Task to complete: Give the listing again in full, exactly as written.

(A block of data)

★ ★ ★ ★ ★ ★ ★

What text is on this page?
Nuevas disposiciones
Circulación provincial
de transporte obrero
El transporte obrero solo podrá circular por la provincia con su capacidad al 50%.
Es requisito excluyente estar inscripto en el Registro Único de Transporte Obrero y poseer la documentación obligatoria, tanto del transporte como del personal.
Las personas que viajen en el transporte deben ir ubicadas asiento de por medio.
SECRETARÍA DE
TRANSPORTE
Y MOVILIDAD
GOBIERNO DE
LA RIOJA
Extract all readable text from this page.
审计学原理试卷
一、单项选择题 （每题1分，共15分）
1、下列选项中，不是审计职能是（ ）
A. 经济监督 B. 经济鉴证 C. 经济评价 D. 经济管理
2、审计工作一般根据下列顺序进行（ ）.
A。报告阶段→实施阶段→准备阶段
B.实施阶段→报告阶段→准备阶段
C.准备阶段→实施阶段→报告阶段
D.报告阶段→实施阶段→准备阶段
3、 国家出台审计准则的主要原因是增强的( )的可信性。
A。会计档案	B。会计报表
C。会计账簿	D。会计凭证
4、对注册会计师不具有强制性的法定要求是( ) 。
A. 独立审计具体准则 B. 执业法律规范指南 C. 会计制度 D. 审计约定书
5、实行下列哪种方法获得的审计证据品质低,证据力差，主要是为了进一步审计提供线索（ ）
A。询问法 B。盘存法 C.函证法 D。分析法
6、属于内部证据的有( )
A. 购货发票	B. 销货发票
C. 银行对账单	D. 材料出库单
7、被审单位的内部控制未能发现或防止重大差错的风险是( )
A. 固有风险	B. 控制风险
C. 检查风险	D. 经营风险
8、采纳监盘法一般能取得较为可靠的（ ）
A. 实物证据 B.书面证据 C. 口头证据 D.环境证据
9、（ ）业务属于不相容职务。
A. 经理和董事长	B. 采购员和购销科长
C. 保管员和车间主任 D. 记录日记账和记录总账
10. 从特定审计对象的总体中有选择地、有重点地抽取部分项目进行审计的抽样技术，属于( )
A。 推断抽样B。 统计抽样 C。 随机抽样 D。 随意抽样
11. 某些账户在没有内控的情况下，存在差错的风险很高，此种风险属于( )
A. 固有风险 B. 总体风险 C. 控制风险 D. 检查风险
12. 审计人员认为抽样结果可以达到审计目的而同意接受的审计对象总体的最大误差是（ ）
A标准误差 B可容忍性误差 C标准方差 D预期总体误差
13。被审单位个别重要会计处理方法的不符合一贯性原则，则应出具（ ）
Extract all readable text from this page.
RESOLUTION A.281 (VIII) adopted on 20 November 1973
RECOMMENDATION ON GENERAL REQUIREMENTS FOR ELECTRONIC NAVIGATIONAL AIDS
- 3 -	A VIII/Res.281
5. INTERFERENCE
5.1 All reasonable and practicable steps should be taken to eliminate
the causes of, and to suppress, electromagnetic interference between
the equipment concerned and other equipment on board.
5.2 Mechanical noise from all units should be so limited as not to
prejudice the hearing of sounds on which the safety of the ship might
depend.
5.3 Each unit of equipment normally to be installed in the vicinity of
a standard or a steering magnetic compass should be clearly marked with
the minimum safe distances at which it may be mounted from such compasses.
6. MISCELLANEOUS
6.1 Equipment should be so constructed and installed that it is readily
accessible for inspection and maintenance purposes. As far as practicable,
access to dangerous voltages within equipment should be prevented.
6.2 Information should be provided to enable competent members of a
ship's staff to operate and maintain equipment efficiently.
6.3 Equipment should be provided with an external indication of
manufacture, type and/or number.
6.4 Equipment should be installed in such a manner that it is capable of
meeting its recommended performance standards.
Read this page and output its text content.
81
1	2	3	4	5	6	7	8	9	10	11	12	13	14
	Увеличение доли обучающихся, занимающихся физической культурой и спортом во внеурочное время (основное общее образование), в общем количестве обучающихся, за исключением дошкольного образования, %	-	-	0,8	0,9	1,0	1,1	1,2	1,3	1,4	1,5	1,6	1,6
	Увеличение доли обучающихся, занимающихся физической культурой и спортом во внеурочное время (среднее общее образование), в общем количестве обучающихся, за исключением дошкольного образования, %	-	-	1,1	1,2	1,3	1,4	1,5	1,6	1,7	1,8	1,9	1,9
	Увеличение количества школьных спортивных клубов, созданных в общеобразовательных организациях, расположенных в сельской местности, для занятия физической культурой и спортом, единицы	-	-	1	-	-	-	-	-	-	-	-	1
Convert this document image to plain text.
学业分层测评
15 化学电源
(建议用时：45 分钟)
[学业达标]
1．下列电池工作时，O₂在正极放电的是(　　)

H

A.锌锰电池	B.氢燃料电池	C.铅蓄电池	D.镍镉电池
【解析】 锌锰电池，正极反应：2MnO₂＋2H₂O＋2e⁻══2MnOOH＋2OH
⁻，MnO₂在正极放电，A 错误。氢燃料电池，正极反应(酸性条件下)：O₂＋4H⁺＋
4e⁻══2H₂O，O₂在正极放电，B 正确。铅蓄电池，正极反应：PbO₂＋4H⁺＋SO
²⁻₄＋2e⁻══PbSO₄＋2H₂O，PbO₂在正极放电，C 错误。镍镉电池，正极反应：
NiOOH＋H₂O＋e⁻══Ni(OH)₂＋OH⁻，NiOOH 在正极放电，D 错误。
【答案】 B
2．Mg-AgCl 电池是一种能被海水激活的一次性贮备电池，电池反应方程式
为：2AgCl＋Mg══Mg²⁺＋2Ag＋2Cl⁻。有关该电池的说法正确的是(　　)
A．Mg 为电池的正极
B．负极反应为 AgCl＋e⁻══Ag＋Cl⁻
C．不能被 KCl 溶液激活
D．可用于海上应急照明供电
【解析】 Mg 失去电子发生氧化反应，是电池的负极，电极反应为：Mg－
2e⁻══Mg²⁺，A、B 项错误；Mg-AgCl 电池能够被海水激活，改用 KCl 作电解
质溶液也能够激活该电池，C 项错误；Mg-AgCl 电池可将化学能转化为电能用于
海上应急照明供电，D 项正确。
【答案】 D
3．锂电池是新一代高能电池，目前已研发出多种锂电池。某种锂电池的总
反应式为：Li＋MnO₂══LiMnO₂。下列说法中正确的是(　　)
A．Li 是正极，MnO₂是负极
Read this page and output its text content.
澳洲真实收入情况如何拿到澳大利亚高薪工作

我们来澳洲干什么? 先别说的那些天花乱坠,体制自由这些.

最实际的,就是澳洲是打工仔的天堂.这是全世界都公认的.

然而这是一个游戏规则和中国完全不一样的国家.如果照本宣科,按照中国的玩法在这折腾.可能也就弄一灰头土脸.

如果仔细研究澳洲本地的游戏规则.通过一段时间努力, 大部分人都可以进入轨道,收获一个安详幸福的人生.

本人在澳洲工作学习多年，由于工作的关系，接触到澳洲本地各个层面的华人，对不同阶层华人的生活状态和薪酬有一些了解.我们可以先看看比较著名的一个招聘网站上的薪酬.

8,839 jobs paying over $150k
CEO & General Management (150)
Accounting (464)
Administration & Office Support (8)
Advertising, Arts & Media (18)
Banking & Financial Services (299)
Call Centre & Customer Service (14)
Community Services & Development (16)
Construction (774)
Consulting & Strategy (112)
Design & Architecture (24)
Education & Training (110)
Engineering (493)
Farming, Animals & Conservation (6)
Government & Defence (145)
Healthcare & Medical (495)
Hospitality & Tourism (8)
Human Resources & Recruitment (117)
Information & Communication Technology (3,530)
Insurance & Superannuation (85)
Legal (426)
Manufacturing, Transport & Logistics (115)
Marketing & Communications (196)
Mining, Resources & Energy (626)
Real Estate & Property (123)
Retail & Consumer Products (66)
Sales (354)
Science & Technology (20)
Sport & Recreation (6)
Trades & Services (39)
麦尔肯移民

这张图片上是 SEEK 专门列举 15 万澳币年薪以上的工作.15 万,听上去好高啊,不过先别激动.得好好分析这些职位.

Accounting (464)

★ ★ ★ ★ ★ ★ ★

Reply:
What text is on this page?
Nuevas disposiciones
Circulación provincial
de transporte obrero
El transporte obrero solo podrá circular por la provincia con su capacidad al 50%.
Es requisito excluyente estar inscripto en el Registro Único de Transporte Obrero y poseer la documentación obligatoria, tanto del transporte como del personal.
Las personas que viajen en el transporte deben ir ubicadas asiento de por medio.
SECRETARÍA DE
TRANSPORTE
Y MOVILIDAD
GOBIERNO DE
LA RIOJA
Extract all readable text from this page.
审计学原理试卷
一、单项选择题 （每题1分，共15分）
1、下列选项中，不是审计职能是（ ）
A. 经济监督 B. 经济鉴证 C. 经济评价 D. 经济管理
2、审计工作一般根据下列顺序进行（ ）.
A。报告阶段→实施阶段→准备阶段
B.实施阶段→报告阶段→准备阶段
C.准备阶段→实施阶段→报告阶段
D.报告阶段→实施阶段→准备阶段
3、 国家出台审计准则的主要原因是增强的( )的可信性。
A。会计档案	B。会计报表
C。会计账簿	D。会计凭证
4、对注册会计师不具有强制性的法定要求是( ) 。
A. 独立审计具体准则 B. 执业法律规范指南 C. 会计制度 D. 审计约定书
5、实行下列哪种方法获得的审计证据品质低,证据力差，主要是为了进一步审计提供线索（ ）
A。询问法 B。盘存法 C.函证法 D。分析法
6、属于内部证据的有( )
A. 购货发票	B. 销货发票
C. 银行对账单	D. 材料出库单
7、被审单位的内部控制未能发现或防止重大差错的风险是( )
A. 固有风险	B. 控制风险
C. 检查风险	D. 经营风险
8、采纳监盘法一般能取得较为可靠的（ ）
A. 实物证据 B.书面证据 C. 口头证据 D.环境证据
9、（ ）业务属于不相容职务。
A. 经理和董事长	B. 采购员和购销科长
C. 保管员和车间主任 D. 记录日记账和记录总账
10. 从特定审计对象的总体中有选择地、有重点地抽取部分项目进行审计的抽样技术，属于( )
A。 推断抽样B。 统计抽样 C。 随机抽样 D。 随意抽样
11. 某些账户在没有内控的情况下，存在差错的风险很高，此种风险属于( )
A. 固有风险 B. 总体风险 C. 控制风险 D. 检查风险
12. 审计人员认为抽样结果可以达到审计目的而同意接受的审计对象总体的最大误差是（ ）
A标准误差 B可容忍性误差 C标准方差 D预期总体误差
13。被审单位个别重要会计处理方法的不符合一贯性原则，则应出具（ ）
Extract all readable text from this page.
RESOLUTION A.281 (VIII) adopted on 20 November 1973
RECOMMENDATION ON GENERAL REQUIREMENTS FOR ELECTRONIC NAVIGATIONAL AIDS
- 3 -	A VIII/Res.281
5. INTERFERENCE
5.1 All reasonable and practicable steps should be taken to eliminate
the causes of, and to suppress, electromagnetic interference between
the equipment concerned and other equipment on board.
5.2 Mechanical noise from all units should be so limited as not to
prejudice the hearing of sounds on which the safety of the ship might
depend.
5.3 Each unit of equipment normally to be installed in the vicinity of
a standard or a steering magnetic compass should be clearly marked with
the minimum safe distances at which it may be mounted from such compasses.
6. MISCELLANEOUS
6.1 Equipment should be so constructed and installed that it is readily
accessible for inspection and maintenance purposes. As far as practicable,
access to dangerous voltages within equipment should be prevented.
6.2 Information should be provided to enable competent members of a
ship's staff to operate and maintain equipment efficiently.
6.3 Equipment should be provided with an external indication of
manufacture, type and/or number.
6.4 Equipment should be installed in such a manner that it is capable of
meeting its recommended performance standards.
Read this page and output its text content.
81
1	2	3	4	5	6	7	8	9	10	11	12	13	14
	Увеличение доли обучающихся, занимающихся физической культурой и спортом во внеурочное время (основное общее образование), в общем количестве обучающихся, за исключением дошкольного образования, %	-	-	0,8	0,9	1,0	1,1	1,2	1,3	1,4	1,5	1,6	1,6
	Увеличение доли обучающихся, занимающихся физической культурой и спортом во внеурочное время (среднее общее образование), в общем количестве обучающихся, за исключением дошкольного образования, %	-	-	1,1	1,2	1,3	1,4	1,5	1,6	1,7	1,8	1,9	1,9
	Увеличение количества школьных спортивных клубов, созданных в общеобразовательных организациях, расположенных в сельской местности, для занятия физической культурой и спортом, единицы	-	-	1	-	-	-	-	-	-	-	-	1
Convert this document image to plain text.
学业分层测评
15 化学电源
(建议用时：45 分钟)
[学业达标]
1．下列电池工作时，O₂在正极放电的是(　　)

H

A.锌锰电池	B.氢燃料电池	C.铅蓄电池	D.镍镉电池
【解析】 锌锰电池，正极反应：2MnO₂＋2H₂O＋2e⁻══2MnOOH＋2OH
⁻，MnO₂在正极放电，A 错误。氢燃料电池，正极反应(酸性条件下)：O₂＋4H⁺＋
4e⁻══2H₂O，O₂在正极放电，B 正确。铅蓄电池，正极反应：PbO₂＋4H⁺＋SO
²⁻₄＋2e⁻══PbSO₄＋2H₂O，PbO₂在正极放电，C 错误。镍镉电池，正极反应：
NiOOH＋H₂O＋e⁻══Ni(OH)₂＋OH⁻，NiOOH 在正极放电，D 错误。
【答案】 B
2．Mg-AgCl 电池是一种能被海水激活的一次性贮备电池，电池反应方程式
为：2AgCl＋Mg══Mg²⁺＋2Ag＋2Cl⁻。有关该电池的说法正确的是(　　)
A．Mg 为电池的正极
B．负极反应为 AgCl＋e⁻══Ag＋Cl⁻
C．不能被 KCl 溶液激活
D．可用于海上应急照明供电
【解析】 Mg 失去电子发生氧化反应，是电池的负极，电极反应为：Mg－
2e⁻══Mg²⁺，A、B 项错误；Mg-AgCl 电池能够被海水激活，改用 KCl 作电解
质溶液也能够激活该电池，C 项错误；Mg-AgCl 电池可将化学能转化为电能用于
海上应急照明供电，D 项正确。
【答案】 D
3．锂电池是新一代高能电池，目前已研发出多种锂电池。某种锂电池的总
反应式为：Li＋MnO₂══LiMnO₂。下列说法中正确的是(　　)
A．Li 是正极，MnO₂是负极
Read this page and output its text content.
澳洲真实收入情况如何拿到澳大利亚高薪工作

我们来澳洲干什么? 先别说的那些天花乱坠,体制自由这些.

最实际的,就是澳洲是打工仔的天堂.这是全世界都公认的.

然而这是一个游戏规则和中国完全不一样的国家.如果照本宣科,按照中国的玩法在这折腾.可能也就弄一灰头土脸.

如果仔细研究澳洲本地的游戏规则.通过一段时间努力, 大部分人都可以进入轨道,收获一个安详幸福的人生.

本人在澳洲工作学习多年，由于工作的关系，接触到澳洲本地各个层面的华人，对不同阶层华人的生活状态和薪酬有一些了解.我们可以先看看比较著名的一个招聘网站上的薪酬.

8,839 jobs paying over $150k
CEO & General Management (150)
Accounting (464)
Administration & Office Support (8)
Advertising, Arts & Media (18)
Banking & Financial Services (299)
Call Centre & Customer Service (14)
Community Services & Development (16)
Construction (774)
Consulting & Strategy (112)
Design & Architecture (24)
Education & Training (110)
Engineering (493)
Farming, Animals & Conservation (6)
Government & Defence (145)
Healthcare & Medical (495)
Hospitality & Tourism (8)
Human Resources & Recruitment (117)
Information & Communication Technology (3,530)
Insurance & Superannuation (85)
Legal (426)
Manufacturing, Transport & Logistics (115)
Marketing & Communications (196)
Mining, Resources & Energy (626)
Real Estate & Property (123)
Retail & Consumer Products (66)
Sales (354)
Science & Technology (20)
Sport & Recreation (6)
Trades & Services (39)
麦尔肯移民

这张图片上是 SEEK 专门列举 15 万澳币年薪以上的工作.15 万,听上去好高啊,不过先别激动.得好好分析这些职位.

Accounting (464)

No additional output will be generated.